- **TO DO**: Report only how many lines of the entries below contain the string "text".
+++ DATASET
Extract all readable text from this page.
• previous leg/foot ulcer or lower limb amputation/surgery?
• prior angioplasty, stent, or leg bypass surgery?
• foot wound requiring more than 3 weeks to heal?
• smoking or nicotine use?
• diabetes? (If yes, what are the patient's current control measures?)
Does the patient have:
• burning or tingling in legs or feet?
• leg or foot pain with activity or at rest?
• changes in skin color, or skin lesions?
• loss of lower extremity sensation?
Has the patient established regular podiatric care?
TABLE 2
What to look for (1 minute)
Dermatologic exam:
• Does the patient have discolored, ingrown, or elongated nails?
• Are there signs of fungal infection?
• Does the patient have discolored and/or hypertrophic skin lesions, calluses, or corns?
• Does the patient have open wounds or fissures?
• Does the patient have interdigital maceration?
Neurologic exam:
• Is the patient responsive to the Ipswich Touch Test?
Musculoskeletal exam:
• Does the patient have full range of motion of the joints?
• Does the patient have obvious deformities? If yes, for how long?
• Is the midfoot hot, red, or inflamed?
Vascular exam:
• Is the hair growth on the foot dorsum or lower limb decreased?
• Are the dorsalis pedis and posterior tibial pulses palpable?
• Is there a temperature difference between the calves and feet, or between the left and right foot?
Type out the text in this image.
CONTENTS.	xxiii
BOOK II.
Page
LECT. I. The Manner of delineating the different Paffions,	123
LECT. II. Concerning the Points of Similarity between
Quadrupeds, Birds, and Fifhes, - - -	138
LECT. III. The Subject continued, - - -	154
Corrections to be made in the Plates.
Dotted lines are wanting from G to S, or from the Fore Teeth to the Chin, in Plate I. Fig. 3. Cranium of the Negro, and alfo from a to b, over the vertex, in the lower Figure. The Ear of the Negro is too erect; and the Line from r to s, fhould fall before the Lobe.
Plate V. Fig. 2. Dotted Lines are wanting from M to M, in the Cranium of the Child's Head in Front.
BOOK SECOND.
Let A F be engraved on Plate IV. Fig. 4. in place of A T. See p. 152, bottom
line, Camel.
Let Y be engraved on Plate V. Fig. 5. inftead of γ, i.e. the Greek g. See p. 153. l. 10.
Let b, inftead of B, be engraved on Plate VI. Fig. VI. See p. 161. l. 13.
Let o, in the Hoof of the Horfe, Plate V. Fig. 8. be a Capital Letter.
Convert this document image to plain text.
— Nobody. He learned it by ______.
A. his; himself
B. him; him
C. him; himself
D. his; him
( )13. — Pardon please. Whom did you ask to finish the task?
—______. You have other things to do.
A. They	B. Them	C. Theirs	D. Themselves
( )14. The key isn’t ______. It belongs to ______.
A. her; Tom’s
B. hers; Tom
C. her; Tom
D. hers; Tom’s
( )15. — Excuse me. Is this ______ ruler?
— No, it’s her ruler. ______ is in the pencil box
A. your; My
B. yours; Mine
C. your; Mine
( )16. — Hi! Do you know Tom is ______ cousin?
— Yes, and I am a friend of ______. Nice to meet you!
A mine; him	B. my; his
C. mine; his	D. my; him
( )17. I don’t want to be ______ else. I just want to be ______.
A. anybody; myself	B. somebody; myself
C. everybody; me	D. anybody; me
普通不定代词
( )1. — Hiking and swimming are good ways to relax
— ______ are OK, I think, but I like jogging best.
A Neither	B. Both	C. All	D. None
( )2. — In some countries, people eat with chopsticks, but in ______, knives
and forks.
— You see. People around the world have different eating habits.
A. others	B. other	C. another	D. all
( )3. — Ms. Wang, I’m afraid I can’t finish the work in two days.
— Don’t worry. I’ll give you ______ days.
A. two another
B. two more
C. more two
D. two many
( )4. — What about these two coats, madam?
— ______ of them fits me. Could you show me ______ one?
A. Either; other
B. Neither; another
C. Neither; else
++++++
- **OUTPUT FOR THIS TASK**: 3